Short task
Omit the pictures and return every entry exactly as written.

Figure record listings
┌──

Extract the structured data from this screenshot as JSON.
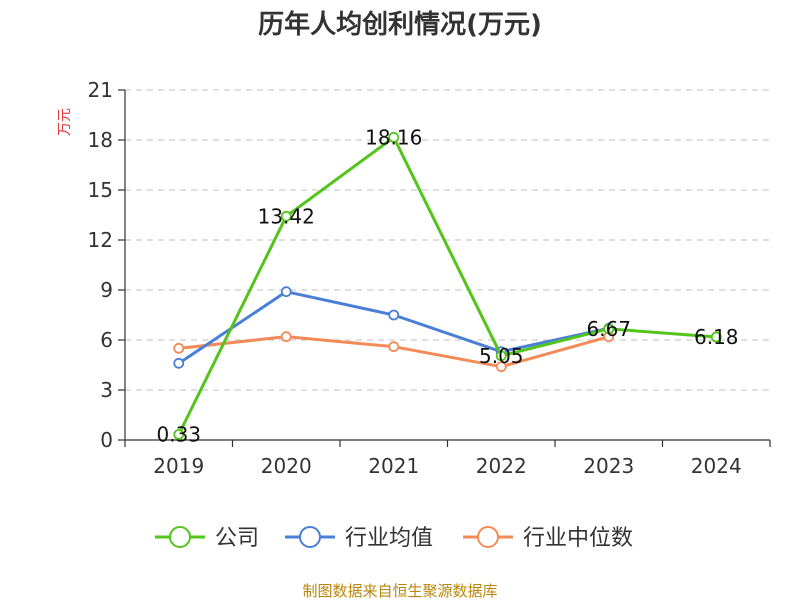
{
  "colors": {
    "company": "#52c41a",
    "industry_avg": "#4a7fd8",
    "industry_median": "#f38b58",
    "ylabel": "#e03a3a",
    "source": "#b8860b",
    "grid": "#cccccc",
    "axis": "#333333"
  },
  "source_text": "制图数据来自恒生聚源数据库",
  "legend": [
    "公司",
    "行业均值",
    "行业中位数"
  ],
  "chart_data": {
    "type": "line",
    "title": "历年人均创利情况(万元)",
    "xlabel": "",
    "ylabel": "万元",
    "categories": [
      "2019",
      "2020",
      "2021",
      "2022",
      "2023",
      "2024"
    ],
    "ylim": [
      0,
      21
    ],
    "yticks": [
      0,
      3,
      6,
      9,
      12,
      15,
      18,
      21
    ],
    "grid": true,
    "legend_position": "bottom",
    "series": [
      {
        "name": "公司",
        "values": [
          0.33,
          13.42,
          18.16,
          5.05,
          6.67,
          6.18
        ],
        "labels": [
          "0.33",
          "13.42",
          "18.16",
          "5.05",
          "6.67",
          "6.18"
        ]
      },
      {
        "name": "行业均值",
        "values": [
          4.6,
          8.9,
          7.5,
          5.3,
          6.7,
          null
        ]
      },
      {
        "name": "行业中位数",
        "values": [
          5.5,
          6.2,
          5.6,
          4.4,
          6.2,
          null
        ]
      }
    ]
  }
}
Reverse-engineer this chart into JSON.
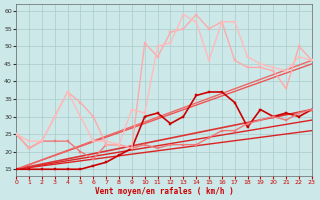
{
  "xlabel": "Vent moyen/en rafales ( km/h )",
  "xlim": [
    0,
    23
  ],
  "ylim": [
    13,
    62
  ],
  "yticks": [
    15,
    20,
    25,
    30,
    35,
    40,
    45,
    50,
    55,
    60
  ],
  "xticks": [
    0,
    1,
    2,
    3,
    4,
    5,
    6,
    7,
    8,
    9,
    10,
    11,
    12,
    13,
    14,
    15,
    16,
    17,
    18,
    19,
    20,
    21,
    22,
    23
  ],
  "background_color": "#cce8e8",
  "grid_color": "#aacccc",
  "series": [
    {
      "x": [
        0,
        23
      ],
      "y": [
        15,
        26
      ],
      "color": "#dd2222",
      "linewidth": 1.0,
      "marker": null,
      "linestyle": "-"
    },
    {
      "x": [
        0,
        23
      ],
      "y": [
        15,
        29
      ],
      "color": "#dd2222",
      "linewidth": 1.0,
      "marker": null,
      "linestyle": "-"
    },
    {
      "x": [
        0,
        23
      ],
      "y": [
        15,
        32
      ],
      "color": "#dd3333",
      "linewidth": 1.2,
      "marker": null,
      "linestyle": "-"
    },
    {
      "x": [
        0,
        23
      ],
      "y": [
        15,
        45
      ],
      "color": "#ee5555",
      "linewidth": 1.0,
      "marker": null,
      "linestyle": "-"
    },
    {
      "x": [
        0,
        23
      ],
      "y": [
        15,
        46
      ],
      "color": "#ee6666",
      "linewidth": 1.0,
      "marker": null,
      "linestyle": "-"
    },
    {
      "x": [
        0,
        1,
        2,
        3,
        4,
        5,
        6,
        7,
        8,
        9,
        10,
        11,
        12,
        13,
        14,
        15,
        16,
        17,
        18,
        19,
        20,
        21,
        22,
        23
      ],
      "y": [
        15,
        15,
        15,
        15,
        15,
        15,
        16,
        17,
        19,
        21,
        30,
        31,
        28,
        30,
        36,
        37,
        37,
        34,
        27,
        32,
        30,
        31,
        30,
        32
      ],
      "color": "#cc0000",
      "linewidth": 1.2,
      "marker": "s",
      "markersize": 2.0,
      "linestyle": "-"
    },
    {
      "x": [
        0,
        1,
        2,
        3,
        4,
        5,
        6,
        7,
        8,
        9,
        10,
        11,
        12,
        13,
        14,
        15,
        16,
        17,
        18,
        19,
        20,
        21,
        22,
        23
      ],
      "y": [
        25,
        21,
        23,
        23,
        23,
        20,
        18,
        22,
        22,
        21,
        22,
        21,
        22,
        22,
        22,
        24,
        26,
        26,
        28,
        29,
        30,
        29,
        31,
        32
      ],
      "color": "#ee7777",
      "linewidth": 1.0,
      "marker": "s",
      "markersize": 2.0,
      "linestyle": "-"
    },
    {
      "x": [
        0,
        1,
        2,
        3,
        4,
        5,
        6,
        7,
        8,
        9,
        10,
        11,
        12,
        13,
        14,
        15,
        16,
        17,
        18,
        19,
        20,
        21,
        22,
        23
      ],
      "y": [
        25,
        21,
        23,
        30,
        37,
        34,
        30,
        22,
        22,
        21,
        51,
        47,
        54,
        55,
        59,
        55,
        57,
        46,
        44,
        44,
        43,
        38,
        50,
        46
      ],
      "color": "#ffaaaa",
      "linewidth": 1.0,
      "marker": "s",
      "markersize": 2.0,
      "linestyle": "-"
    },
    {
      "x": [
        0,
        1,
        2,
        3,
        4,
        5,
        6,
        7,
        8,
        9,
        10,
        11,
        12,
        13,
        14,
        15,
        16,
        17,
        18,
        19,
        20,
        21,
        22,
        23
      ],
      "y": [
        25,
        23,
        23,
        30,
        37,
        30,
        23,
        23,
        22,
        32,
        31,
        50,
        51,
        59,
        57,
        46,
        57,
        57,
        47,
        45,
        44,
        43,
        47,
        46
      ],
      "color": "#ffbbbb",
      "linewidth": 1.0,
      "marker": "s",
      "markersize": 2.0,
      "linestyle": "-"
    }
  ]
}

└──

The result
Extract the structured data from this screenshot as JSON.
{
  "colors": {
    "company": "#52c41a",
    "industry_avg": "#4a7fd8",
    "industry_median": "#f38b58",
    "ylabel": "#e03a3a",
    "source": "#b8860b",
    "grid": "#cccccc",
    "axis": "#333333"
  },
  "source_text": "制图数据来自恒生聚源数据库",
  "legend": [
    "公司",
    "行业均值",
    "行业中位数"
  ],
  "chart_data": {
    "type": "line",
    "title": "历年人均创利情况(万元)",
    "xlabel": "",
    "ylabel": "万元",
    "categories": [
      "2019",
      "2020",
      "2021",
      "2022",
      "2023",
      "2024"
    ],
    "ylim": [
      0,
      21
    ],
    "yticks": [
      0,
      3,
      6,
      9,
      12,
      15,
      18,
      21
    ],
    "grid": true,
    "legend_position": "bottom",
    "series": [
      {
        "name": "公司",
        "values": [
          0.33,
          13.42,
          18.16,
          5.05,
          6.67,
          6.18
        ],
        "labels": [
          "0.33",
          "13.42",
          "18.16",
          "5.05",
          "6.67",
          "6.18"
        ]
      },
      {
        "name": "行业均值",
        "values": [
          4.6,
          8.9,
          7.5,
          5.3,
          6.7,
          null
        ]
      },
      {
        "name": "行业中位数",
        "values": [
          5.5,
          6.2,
          5.6,
          4.4,
          6.2,
          null
        ]
      }
    ]
  }
}
Reverse-engineer this chart into JSON.
{
  "xlabel": "Vent moyen/en rafales ( km/h )",
  "xlim": [
    0,
    23
  ],
  "ylim": [
    13,
    62
  ],
  "yticks": [
    15,
    20,
    25,
    30,
    35,
    40,
    45,
    50,
    55,
    60
  ],
  "xticks": [
    0,
    1,
    2,
    3,
    4,
    5,
    6,
    7,
    8,
    9,
    10,
    11,
    12,
    13,
    14,
    15,
    16,
    17,
    18,
    19,
    20,
    21,
    22,
    23
  ],
  "background_color": "#cce8e8",
  "grid_color": "#aacccc",
  "series": [
    {
      "x": [
        0,
        23
      ],
      "y": [
        15,
        26
      ],
      "color": "#dd2222",
      "linewidth": 1.0,
      "marker": null,
      "linestyle": "-"
    },
    {
      "x": [
        0,
        23
      ],
      "y": [
        15,
        29
      ],
      "color": "#dd2222",
      "linewidth": 1.0,
      "marker": null,
      "linestyle": "-"
    },
    {
      "x": [
        0,
        23
      ],
      "y": [
        15,
        32
      ],
      "color": "#dd3333",
      "linewidth": 1.2,
      "marker": null,
      "linestyle": "-"
    },
    {
      "x": [
        0,
        23
      ],
      "y": [
        15,
        45
      ],
      "color": "#ee5555",
      "linewidth": 1.0,
      "marker": null,
      "linestyle": "-"
    },
    {
      "x": [
        0,
        23
      ],
      "y": [
        15,
        46
      ],
      "color": "#ee6666",
      "linewidth": 1.0,
      "marker": null,
      "linestyle": "-"
    },
    {
      "x": [
        0,
        1,
        2,
        3,
        4,
        5,
        6,
        7,
        8,
        9,
        10,
        11,
        12,
        13,
        14,
        15,
        16,
        17,
        18,
        19,
        20,
        21,
        22,
        23
      ],
      "y": [
        15,
        15,
        15,
        15,
        15,
        15,
        16,
        17,
        19,
        21,
        30,
        31,
        28,
        30,
        36,
        37,
        37,
        34,
        27,
        32,
        30,
        31,
        30,
        32
      ],
      "color": "#cc0000",
      "linewidth": 1.2,
      "marker": "s",
      "markersize": 2.0,
      "linestyle": "-"
    },
    {
      "x": [
        0,
        1,
        2,
        3,
        4,
        5,
        6,
        7,
        8,
        9,
        10,
        11,
        12,
        13,
        14,
        15,
        16,
        17,
        18,
        19,
        20,
        21,
        22,
        23
      ],
      "y": [
        25,
        21,
        23,
        23,
        23,
        20,
        18,
        22,
        22,
        21,
        22,
        21,
        22,
        22,
        22,
        24,
        26,
        26,
        28,
        29,
        30,
        29,
        31,
        32
      ],
      "color": "#ee7777",
      "linewidth": 1.0,
      "marker": "s",
      "markersize": 2.0,
      "linestyle": "-"
    },
    {
      "x": [
        0,
        1,
        2,
        3,
        4,
        5,
        6,
        7,
        8,
        9,
        10,
        11,
        12,
        13,
        14,
        15,
        16,
        17,
        18,
        19,
        20,
        21,
        22,
        23
      ],
      "y": [
        25,
        21,
        23,
        30,
        37,
        34,
        30,
        22,
        22,
        21,
        51,
        47,
        54,
        55,
        59,
        55,
        57,
        46,
        44,
        44,
        43,
        38,
        50,
        46
      ],
      "color": "#ffaaaa",
      "linewidth": 1.0,
      "marker": "s",
      "markersize": 2.0,
      "linestyle": "-"
    },
    {
      "x": [
        0,
        1,
        2,
        3,
        4,
        5,
        6,
        7,
        8,
        9,
        10,
        11,
        12,
        13,
        14,
        15,
        16,
        17,
        18,
        19,
        20,
        21,
        22,
        23
      ],
      "y": [
        25,
        23,
        23,
        30,
        37,
        30,
        23,
        23,
        22,
        32,
        31,
        50,
        51,
        59,
        57,
        46,
        57,
        57,
        47,
        45,
        44,
        43,
        47,
        46
      ],
      "color": "#ffbbbb",
      "linewidth": 1.0,
      "marker": "s",
      "markersize": 2.0,
      "linestyle": "-"
    }
  ]
}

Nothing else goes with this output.